### What is needed
Set down every record once more, exactly as given.

┌──

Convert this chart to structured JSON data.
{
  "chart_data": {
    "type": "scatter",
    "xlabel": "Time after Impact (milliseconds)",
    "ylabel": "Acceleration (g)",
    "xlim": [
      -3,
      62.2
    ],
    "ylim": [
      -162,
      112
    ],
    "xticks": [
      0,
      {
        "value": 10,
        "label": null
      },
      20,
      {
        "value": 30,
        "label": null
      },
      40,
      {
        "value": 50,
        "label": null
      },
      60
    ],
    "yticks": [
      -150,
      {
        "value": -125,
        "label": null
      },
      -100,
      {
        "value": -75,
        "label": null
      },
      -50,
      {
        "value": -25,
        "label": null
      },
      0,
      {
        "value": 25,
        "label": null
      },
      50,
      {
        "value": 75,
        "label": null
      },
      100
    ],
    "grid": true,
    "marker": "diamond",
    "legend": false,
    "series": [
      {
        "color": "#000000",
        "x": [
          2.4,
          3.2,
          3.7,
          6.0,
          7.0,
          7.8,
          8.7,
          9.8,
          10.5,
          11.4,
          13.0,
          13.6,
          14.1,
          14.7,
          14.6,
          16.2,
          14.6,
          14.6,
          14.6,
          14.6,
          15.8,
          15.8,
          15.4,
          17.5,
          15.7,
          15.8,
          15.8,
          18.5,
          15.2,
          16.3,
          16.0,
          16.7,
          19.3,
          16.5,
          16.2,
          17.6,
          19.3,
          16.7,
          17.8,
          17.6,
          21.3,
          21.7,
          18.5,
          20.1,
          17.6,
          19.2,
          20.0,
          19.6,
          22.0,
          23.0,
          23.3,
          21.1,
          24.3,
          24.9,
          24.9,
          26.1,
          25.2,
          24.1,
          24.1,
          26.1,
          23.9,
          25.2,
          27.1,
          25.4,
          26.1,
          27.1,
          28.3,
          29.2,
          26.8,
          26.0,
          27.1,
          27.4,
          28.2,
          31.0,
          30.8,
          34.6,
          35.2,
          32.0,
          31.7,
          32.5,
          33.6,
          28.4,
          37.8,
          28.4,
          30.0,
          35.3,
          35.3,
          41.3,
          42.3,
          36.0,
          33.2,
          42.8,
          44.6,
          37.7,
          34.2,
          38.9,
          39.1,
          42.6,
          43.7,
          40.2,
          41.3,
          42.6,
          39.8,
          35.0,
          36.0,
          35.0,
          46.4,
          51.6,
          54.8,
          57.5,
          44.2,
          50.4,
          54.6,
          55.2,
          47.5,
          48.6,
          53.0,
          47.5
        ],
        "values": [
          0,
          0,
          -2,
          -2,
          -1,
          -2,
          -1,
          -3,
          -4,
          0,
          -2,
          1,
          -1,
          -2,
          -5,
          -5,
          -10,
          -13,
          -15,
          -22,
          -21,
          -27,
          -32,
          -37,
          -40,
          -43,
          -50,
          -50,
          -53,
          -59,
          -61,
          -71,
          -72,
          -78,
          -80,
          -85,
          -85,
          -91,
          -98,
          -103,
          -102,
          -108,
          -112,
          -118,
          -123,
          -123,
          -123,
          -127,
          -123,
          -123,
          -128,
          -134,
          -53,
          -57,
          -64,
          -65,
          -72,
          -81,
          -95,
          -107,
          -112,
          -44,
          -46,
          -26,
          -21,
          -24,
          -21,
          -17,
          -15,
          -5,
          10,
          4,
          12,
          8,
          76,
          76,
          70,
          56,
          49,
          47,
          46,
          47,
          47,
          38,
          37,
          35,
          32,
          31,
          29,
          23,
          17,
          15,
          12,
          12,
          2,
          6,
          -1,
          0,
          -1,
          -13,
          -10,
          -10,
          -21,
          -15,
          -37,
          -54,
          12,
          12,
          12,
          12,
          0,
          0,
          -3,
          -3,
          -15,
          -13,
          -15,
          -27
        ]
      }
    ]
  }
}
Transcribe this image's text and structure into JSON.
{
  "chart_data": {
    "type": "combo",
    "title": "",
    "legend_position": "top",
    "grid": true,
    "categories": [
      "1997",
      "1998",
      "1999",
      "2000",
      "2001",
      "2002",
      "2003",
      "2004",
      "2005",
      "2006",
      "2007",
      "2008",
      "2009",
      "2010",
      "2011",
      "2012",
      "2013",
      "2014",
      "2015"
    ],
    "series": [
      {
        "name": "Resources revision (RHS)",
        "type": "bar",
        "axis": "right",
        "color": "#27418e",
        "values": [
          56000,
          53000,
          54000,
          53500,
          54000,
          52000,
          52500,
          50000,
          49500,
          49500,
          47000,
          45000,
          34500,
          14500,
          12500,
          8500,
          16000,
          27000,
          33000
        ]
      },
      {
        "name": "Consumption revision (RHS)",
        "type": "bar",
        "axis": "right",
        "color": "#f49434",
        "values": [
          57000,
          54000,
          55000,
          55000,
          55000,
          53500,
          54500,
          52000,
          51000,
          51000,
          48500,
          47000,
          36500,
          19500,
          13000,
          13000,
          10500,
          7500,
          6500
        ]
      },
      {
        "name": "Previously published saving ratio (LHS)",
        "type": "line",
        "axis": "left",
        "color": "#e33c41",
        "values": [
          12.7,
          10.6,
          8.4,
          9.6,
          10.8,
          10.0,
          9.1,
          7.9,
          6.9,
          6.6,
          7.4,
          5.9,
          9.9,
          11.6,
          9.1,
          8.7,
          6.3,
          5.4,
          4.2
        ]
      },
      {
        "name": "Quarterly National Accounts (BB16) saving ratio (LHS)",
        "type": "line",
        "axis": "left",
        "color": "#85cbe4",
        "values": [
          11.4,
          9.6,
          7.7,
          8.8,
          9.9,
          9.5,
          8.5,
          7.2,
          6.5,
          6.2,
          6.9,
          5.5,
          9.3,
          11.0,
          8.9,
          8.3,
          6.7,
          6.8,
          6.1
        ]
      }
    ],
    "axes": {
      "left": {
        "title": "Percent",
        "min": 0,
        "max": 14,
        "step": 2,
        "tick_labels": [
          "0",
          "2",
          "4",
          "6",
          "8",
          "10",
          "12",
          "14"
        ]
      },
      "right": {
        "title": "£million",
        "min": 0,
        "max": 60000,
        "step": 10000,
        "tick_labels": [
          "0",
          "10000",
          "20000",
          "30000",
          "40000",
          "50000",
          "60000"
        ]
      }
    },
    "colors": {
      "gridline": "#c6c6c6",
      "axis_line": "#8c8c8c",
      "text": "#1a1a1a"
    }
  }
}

└──

### Response below
Convert this chart to structured JSON data.
{
  "chart_data": {
    "type": "scatter",
    "xlabel": "Time after Impact (milliseconds)",
    "ylabel": "Acceleration (g)",
    "xlim": [
      -3,
      62.2
    ],
    "ylim": [
      -162,
      112
    ],
    "xticks": [
      0,
      {
        "value": 10,
        "label": null
      },
      20,
      {
        "value": 30,
        "label": null
      },
      40,
      {
        "value": 50,
        "label": null
      },
      60
    ],
    "yticks": [
      -150,
      {
        "value": -125,
        "label": null
      },
      -100,
      {
        "value": -75,
        "label": null
      },
      -50,
      {
        "value": -25,
        "label": null
      },
      0,
      {
        "value": 25,
        "label": null
      },
      50,
      {
        "value": 75,
        "label": null
      },
      100
    ],
    "grid": true,
    "marker": "diamond",
    "legend": false,
    "series": [
      {
        "color": "#000000",
        "x": [
          2.4,
          3.2,
          3.7,
          6.0,
          7.0,
          7.8,
          8.7,
          9.8,
          10.5,
          11.4,
          13.0,
          13.6,
          14.1,
          14.7,
          14.6,
          16.2,
          14.6,
          14.6,
          14.6,
          14.6,
          15.8,
          15.8,
          15.4,
          17.5,
          15.7,
          15.8,
          15.8,
          18.5,
          15.2,
          16.3,
          16.0,
          16.7,
          19.3,
          16.5,
          16.2,
          17.6,
          19.3,
          16.7,
          17.8,
          17.6,
          21.3,
          21.7,
          18.5,
          20.1,
          17.6,
          19.2,
          20.0,
          19.6,
          22.0,
          23.0,
          23.3,
          21.1,
          24.3,
          24.9,
          24.9,
          26.1,
          25.2,
          24.1,
          24.1,
          26.1,
          23.9,
          25.2,
          27.1,
          25.4,
          26.1,
          27.1,
          28.3,
          29.2,
          26.8,
          26.0,
          27.1,
          27.4,
          28.2,
          31.0,
          30.8,
          34.6,
          35.2,
          32.0,
          31.7,
          32.5,
          33.6,
          28.4,
          37.8,
          28.4,
          30.0,
          35.3,
          35.3,
          41.3,
          42.3,
          36.0,
          33.2,
          42.8,
          44.6,
          37.7,
          34.2,
          38.9,
          39.1,
          42.6,
          43.7,
          40.2,
          41.3,
          42.6,
          39.8,
          35.0,
          36.0,
          35.0,
          46.4,
          51.6,
          54.8,
          57.5,
          44.2,
          50.4,
          54.6,
          55.2,
          47.5,
          48.6,
          53.0,
          47.5
        ],
        "values": [
          0,
          0,
          -2,
          -2,
          -1,
          -2,
          -1,
          -3,
          -4,
          0,
          -2,
          1,
          -1,
          -2,
          -5,
          -5,
          -10,
          -13,
          -15,
          -22,
          -21,
          -27,
          -32,
          -37,
          -40,
          -43,
          -50,
          -50,
          -53,
          -59,
          -61,
          -71,
          -72,
          -78,
          -80,
          -85,
          -85,
          -91,
          -98,
          -103,
          -102,
          -108,
          -112,
          -118,
          -123,
          -123,
          -123,
          -127,
          -123,
          -123,
          -128,
          -134,
          -53,
          -57,
          -64,
          -65,
          -72,
          -81,
          -95,
          -107,
          -112,
          -44,
          -46,
          -26,
          -21,
          -24,
          -21,
          -17,
          -15,
          -5,
          10,
          4,
          12,
          8,
          76,
          76,
          70,
          56,
          49,
          47,
          46,
          47,
          47,
          38,
          37,
          35,
          32,
          31,
          29,
          23,
          17,
          15,
          12,
          12,
          2,
          6,
          -1,
          0,
          -1,
          -13,
          -10,
          -10,
          -21,
          -15,
          -37,
          -54,
          12,
          12,
          12,
          12,
          0,
          0,
          -3,
          -3,
          -15,
          -13,
          -15,
          -27
        ]
      }
    ]
  }
}
Transcribe this image's text and structure into JSON.
{
  "chart_data": {
    "type": "combo",
    "title": "",
    "legend_position": "top",
    "grid": true,
    "categories": [
      "1997",
      "1998",
      "1999",
      "2000",
      "2001",
      "2002",
      "2003",
      "2004",
      "2005",
      "2006",
      "2007",
      "2008",
      "2009",
      "2010",
      "2011",
      "2012",
      "2013",
      "2014",
      "2015"
    ],
    "series": [
      {
        "name": "Resources revision (RHS)",
        "type": "bar",
        "axis": "right",
        "color": "#27418e",
        "values": [
          56000,
          53000,
          54000,
          53500,
          54000,
          52000,
          52500,
          50000,
          49500,
          49500,
          47000,
          45000,
          34500,
          14500,
          12500,
          8500,
          16000,
          27000,
          33000
        ]
      },
      {
        "name": "Consumption revision (RHS)",
        "type": "bar",
        "axis": "right",
        "color": "#f49434",
        "values": [
          57000,
          54000,
          55000,
          55000,
          55000,
          53500,
          54500,
          52000,
          51000,
          51000,
          48500,
          47000,
          36500,
          19500,
          13000,
          13000,
          10500,
          7500,
          6500
        ]
      },
      {
        "name": "Previously published saving ratio (LHS)",
        "type": "line",
        "axis": "left",
        "color": "#e33c41",
        "values": [
          12.7,
          10.6,
          8.4,
          9.6,
          10.8,
          10.0,
          9.1,
          7.9,
          6.9,
          6.6,
          7.4,
          5.9,
          9.9,
          11.6,
          9.1,
          8.7,
          6.3,
          5.4,
          4.2
        ]
      },
      {
        "name": "Quarterly National Accounts (BB16) saving ratio (LHS)",
        "type": "line",
        "axis": "left",
        "color": "#85cbe4",
        "values": [
          11.4,
          9.6,
          7.7,
          8.8,
          9.9,
          9.5,
          8.5,
          7.2,
          6.5,
          6.2,
          6.9,
          5.5,
          9.3,
          11.0,
          8.9,
          8.3,
          6.7,
          6.8,
          6.1
        ]
      }
    ],
    "axes": {
      "left": {
        "title": "Percent",
        "min": 0,
        "max": 14,
        "step": 2,
        "tick_labels": [
          "0",
          "2",
          "4",
          "6",
          "8",
          "10",
          "12",
          "14"
        ]
      },
      "right": {
        "title": "£million",
        "min": 0,
        "max": 60000,
        "step": 10000,
        "tick_labels": [
          "0",
          "10000",
          "20000",
          "30000",
          "40000",
          "50000",
          "60000"
        ]
      }
    },
    "colors": {
      "gridline": "#c6c6c6",
      "axis_line": "#8c8c8c",
      "text": "#1a1a1a"
    }
  }
}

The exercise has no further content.